EXERCISE DIRECTIONS — In the data below, find every line that has the string "JSON", and copy it.

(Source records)
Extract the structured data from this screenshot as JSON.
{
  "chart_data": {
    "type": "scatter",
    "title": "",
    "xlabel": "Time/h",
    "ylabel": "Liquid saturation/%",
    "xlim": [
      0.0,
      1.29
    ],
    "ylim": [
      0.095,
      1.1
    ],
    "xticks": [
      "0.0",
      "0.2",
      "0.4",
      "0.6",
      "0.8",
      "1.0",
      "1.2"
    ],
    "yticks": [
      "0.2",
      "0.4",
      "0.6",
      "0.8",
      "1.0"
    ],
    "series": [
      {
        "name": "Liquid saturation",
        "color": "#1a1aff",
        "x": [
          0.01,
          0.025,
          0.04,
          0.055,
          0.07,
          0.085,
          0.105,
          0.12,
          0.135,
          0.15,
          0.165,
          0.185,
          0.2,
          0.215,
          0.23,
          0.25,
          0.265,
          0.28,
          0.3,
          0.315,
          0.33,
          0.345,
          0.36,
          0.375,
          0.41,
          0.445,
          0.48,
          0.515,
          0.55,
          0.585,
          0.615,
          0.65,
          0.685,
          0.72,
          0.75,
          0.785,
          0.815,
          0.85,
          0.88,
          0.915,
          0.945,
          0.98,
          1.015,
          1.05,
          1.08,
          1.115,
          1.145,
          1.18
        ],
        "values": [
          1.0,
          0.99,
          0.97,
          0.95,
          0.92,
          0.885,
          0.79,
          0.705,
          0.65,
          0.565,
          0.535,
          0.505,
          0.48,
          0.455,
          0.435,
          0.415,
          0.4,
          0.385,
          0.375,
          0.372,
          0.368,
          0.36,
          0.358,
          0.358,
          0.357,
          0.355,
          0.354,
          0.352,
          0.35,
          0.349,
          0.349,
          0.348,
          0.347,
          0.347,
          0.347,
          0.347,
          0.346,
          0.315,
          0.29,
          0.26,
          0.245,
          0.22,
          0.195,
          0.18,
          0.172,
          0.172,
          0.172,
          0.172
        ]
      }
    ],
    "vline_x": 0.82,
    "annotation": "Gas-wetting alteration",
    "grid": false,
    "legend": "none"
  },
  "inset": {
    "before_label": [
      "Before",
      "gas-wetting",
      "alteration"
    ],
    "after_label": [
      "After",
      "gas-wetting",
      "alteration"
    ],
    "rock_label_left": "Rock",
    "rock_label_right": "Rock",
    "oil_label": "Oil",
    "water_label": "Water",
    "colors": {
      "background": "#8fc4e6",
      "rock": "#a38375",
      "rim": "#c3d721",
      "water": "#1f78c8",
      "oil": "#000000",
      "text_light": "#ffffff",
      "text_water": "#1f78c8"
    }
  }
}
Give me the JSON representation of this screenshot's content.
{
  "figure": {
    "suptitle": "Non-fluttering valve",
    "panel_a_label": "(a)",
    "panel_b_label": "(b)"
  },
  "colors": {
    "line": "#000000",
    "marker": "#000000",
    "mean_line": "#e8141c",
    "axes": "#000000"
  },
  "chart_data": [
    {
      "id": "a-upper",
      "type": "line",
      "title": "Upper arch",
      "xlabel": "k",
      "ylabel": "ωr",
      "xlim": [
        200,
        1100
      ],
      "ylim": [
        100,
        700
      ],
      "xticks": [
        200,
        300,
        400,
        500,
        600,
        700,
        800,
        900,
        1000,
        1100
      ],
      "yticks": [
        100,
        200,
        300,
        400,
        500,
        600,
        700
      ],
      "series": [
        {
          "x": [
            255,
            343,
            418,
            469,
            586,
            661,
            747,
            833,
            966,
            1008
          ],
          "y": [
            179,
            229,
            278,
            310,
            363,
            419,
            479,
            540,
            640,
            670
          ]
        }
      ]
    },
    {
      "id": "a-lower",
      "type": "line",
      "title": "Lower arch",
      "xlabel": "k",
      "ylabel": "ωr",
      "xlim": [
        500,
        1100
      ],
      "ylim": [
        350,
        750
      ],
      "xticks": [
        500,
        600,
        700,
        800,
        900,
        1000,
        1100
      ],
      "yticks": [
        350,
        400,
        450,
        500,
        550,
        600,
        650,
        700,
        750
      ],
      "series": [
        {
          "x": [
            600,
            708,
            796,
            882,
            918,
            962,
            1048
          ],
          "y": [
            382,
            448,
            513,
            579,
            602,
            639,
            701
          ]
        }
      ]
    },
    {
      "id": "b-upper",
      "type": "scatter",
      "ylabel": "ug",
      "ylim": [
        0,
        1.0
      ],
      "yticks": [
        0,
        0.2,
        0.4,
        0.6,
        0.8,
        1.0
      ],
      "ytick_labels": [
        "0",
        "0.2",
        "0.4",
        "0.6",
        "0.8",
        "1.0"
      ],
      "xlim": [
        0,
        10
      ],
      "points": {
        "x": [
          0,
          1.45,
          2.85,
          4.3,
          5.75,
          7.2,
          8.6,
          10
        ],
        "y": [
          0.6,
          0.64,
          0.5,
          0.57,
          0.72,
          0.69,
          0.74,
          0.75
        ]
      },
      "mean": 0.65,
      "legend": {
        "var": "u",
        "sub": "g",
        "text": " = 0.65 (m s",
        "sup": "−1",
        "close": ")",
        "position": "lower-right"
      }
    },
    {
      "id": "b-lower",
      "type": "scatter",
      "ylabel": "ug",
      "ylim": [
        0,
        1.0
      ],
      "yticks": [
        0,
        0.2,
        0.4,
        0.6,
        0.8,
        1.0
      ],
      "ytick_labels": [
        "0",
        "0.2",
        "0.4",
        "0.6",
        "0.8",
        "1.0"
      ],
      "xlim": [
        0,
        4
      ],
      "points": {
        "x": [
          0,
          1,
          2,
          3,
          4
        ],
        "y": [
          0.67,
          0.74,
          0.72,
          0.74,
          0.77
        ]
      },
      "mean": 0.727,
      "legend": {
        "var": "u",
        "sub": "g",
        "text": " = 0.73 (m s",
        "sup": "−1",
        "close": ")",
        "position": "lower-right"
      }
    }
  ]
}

OUTPUT OF THE TASK —
Extract the structured data from this screenshot as JSON.
Give me the JSON representation of this screenshot's content.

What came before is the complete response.